*** Data shown
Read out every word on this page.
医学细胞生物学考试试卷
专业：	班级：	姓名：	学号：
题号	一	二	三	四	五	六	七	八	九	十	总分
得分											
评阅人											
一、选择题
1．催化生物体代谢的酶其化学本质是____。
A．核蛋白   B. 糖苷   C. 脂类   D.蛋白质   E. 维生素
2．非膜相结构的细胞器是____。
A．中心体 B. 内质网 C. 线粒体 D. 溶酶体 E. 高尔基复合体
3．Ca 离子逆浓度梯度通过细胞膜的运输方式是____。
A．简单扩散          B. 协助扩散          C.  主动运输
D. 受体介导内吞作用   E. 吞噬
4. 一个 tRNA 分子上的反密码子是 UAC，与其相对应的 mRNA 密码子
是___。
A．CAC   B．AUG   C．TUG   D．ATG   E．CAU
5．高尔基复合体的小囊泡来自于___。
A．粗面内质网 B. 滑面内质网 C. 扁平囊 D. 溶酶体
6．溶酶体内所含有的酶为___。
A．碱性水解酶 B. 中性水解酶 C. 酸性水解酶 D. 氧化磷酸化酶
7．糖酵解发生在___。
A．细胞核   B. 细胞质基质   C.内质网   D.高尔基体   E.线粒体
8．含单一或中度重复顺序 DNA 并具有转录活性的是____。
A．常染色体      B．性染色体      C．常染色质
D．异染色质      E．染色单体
******
## What is being asked
Could you repeat every record above exactly as it is written?

## Reply
Read out every word on this page.
医学细胞生物学考试试卷
专业：	班级：	姓名：	学号：
题号	一	二	三	四	五	六	七	八	九	十	总分
得分											
评阅人											
一、选择题
1．催化生物体代谢的酶其化学本质是____。
A．核蛋白   B. 糖苷   C. 脂类   D.蛋白质   E. 维生素
2．非膜相结构的细胞器是____。
A．中心体 B. 内质网 C. 线粒体 D. 溶酶体 E. 高尔基复合体
3．Ca 离子逆浓度梯度通过细胞膜的运输方式是____。
A．简单扩散          B. 协助扩散          C.  主动运输
D. 受体介导内吞作用   E. 吞噬
4. 一个 tRNA 分子上的反密码子是 UAC，与其相对应的 mRNA 密码子
是___。
A．CAC   B．AUG   C．TUG   D．ATG   E．CAU
5．高尔基复合体的小囊泡来自于___。
A．粗面内质网 B. 滑面内质网 C. 扁平囊 D. 溶酶体
6．溶酶体内所含有的酶为___。
A．碱性水解酶 B. 中性水解酶 C. 酸性水解酶 D. 氧化磷酸化酶
7．糖酵解发生在___。
A．细胞核   B. 细胞质基质   C.内质网   D.高尔基体   E.线粒体
8．含单一或中度重复顺序 DNA 并具有转录活性的是____。
A．常染色体      B．性染色体      C．常染色质
D．异染色质      E．染色单体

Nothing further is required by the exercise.